Stated task: Write the records below out again exactly as given, with no images.

Source data
------------
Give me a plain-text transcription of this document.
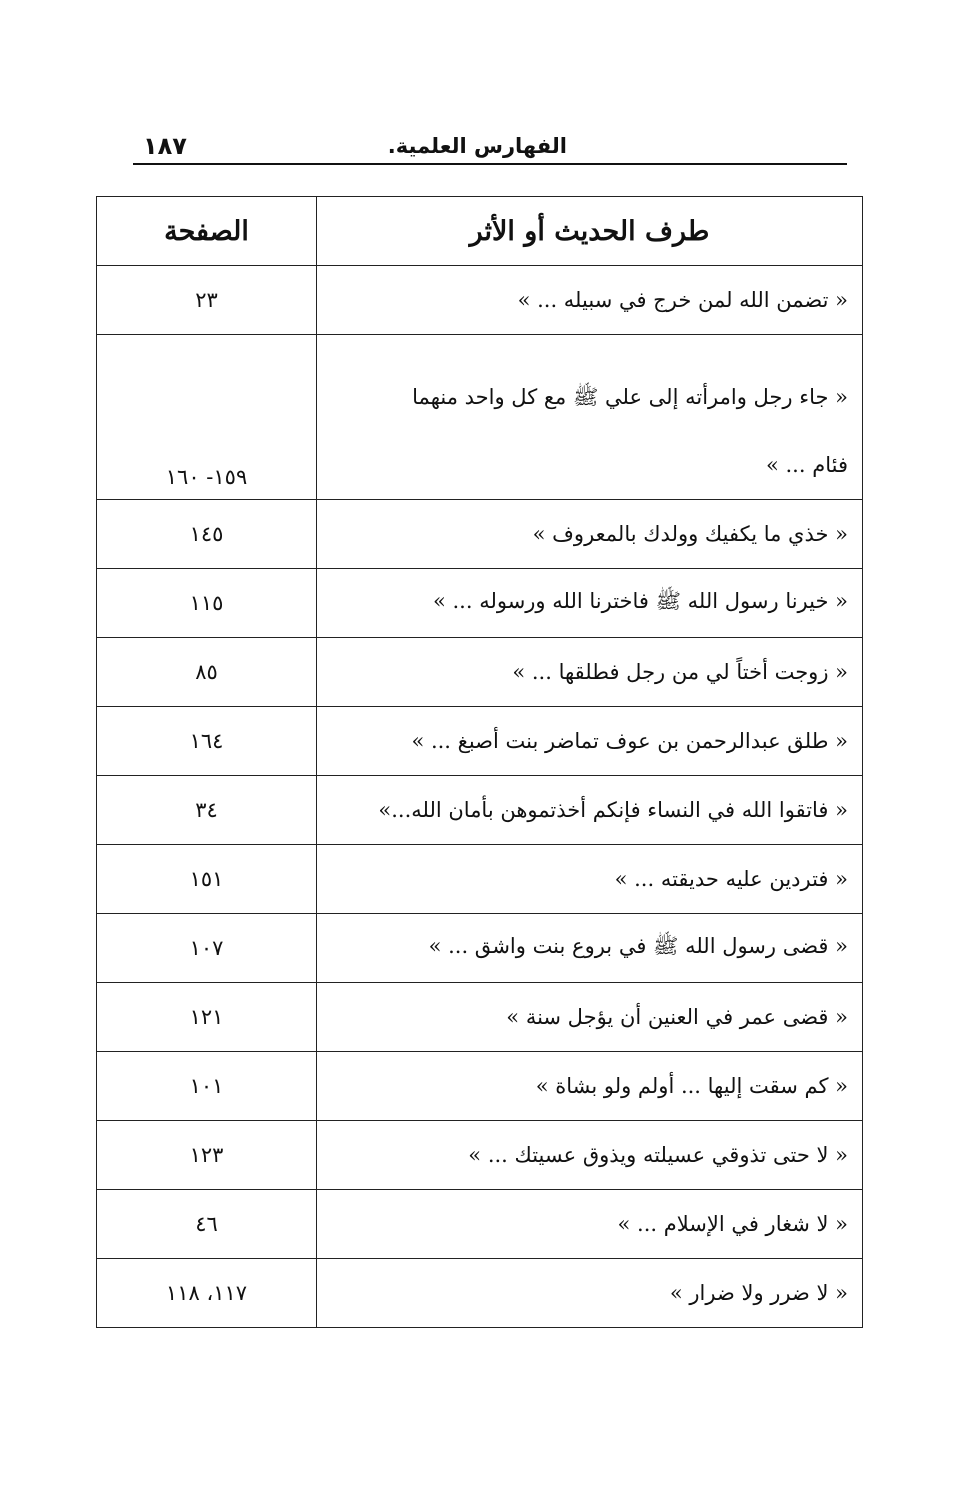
الفهارس العلمية.
١٨٧
طرف الحديث أو الأثر	الصفحة
« تضمن الله لمن خرج في سبيله ... »	٢٣

« جاء رجل وامرأته إلى علي ﷺ مع كل واحد منهما
فئام ... »	١٥٩- ١٦٠
« خذي ما يكفيك وولدك بالمعروف »	١٤٥
« خيرنا رسول الله ﷺ فاخترنا الله ورسوله ... »	١١٥
« زوجت أختاً لي من رجل فطلقها ... »	٨٥
« طلق عبدالرحمن بن عوف تماضر بنت أصبغ ... »	١٦٤
« فاتقوا الله في النساء فإنكم أخذتموهن بأمان الله...»	٣٤
« فتردين عليه حديقته ... »	١٥١
« قضى رسول الله ﷺ في بروع بنت واشق ... »	١٠٧
« قضى عمر في العنين أن يؤجل سنة »	١٢١
« كم سقت إليها ... أولم ولو بشاة »	١٠١
« لا حتى تذوقي عسيلته ويذوق عسيتك ... »	١٢٣
« لا شغار في الإسلام ... »	٤٦
« لا ضرر ولا ضرار »	١١٧، ١١٨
------------
Worked answer:
Give me a plain-text transcription of this document.
الفهارس العلمية.
١٨٧
طرف الحديث أو الأثر	الصفحة
« تضمن الله لمن خرج في سبيله ... »	٢٣

« جاء رجل وامرأته إلى علي ﷺ مع كل واحد منهما
فئام ... »	١٥٩- ١٦٠
« خذي ما يكفيك وولدك بالمعروف »	١٤٥
« خيرنا رسول الله ﷺ فاخترنا الله ورسوله ... »	١١٥
« زوجت أختاً لي من رجل فطلقها ... »	٨٥
« طلق عبدالرحمن بن عوف تماضر بنت أصبغ ... »	١٦٤
« فاتقوا الله في النساء فإنكم أخذتموهن بأمان الله...»	٣٤
« فتردين عليه حديقته ... »	١٥١
« قضى رسول الله ﷺ في بروع بنت واشق ... »	١٠٧
« قضى عمر في العنين أن يؤجل سنة »	١٢١
« كم سقت إليها ... أولم ولو بشاة »	١٠١
« لا حتى تذوقي عسيلته ويذوق عسيتك ... »	١٢٣
« لا شغار في الإسلام ... »	٤٦
« لا ضرر ولا ضرار »	١١٧، ١١٨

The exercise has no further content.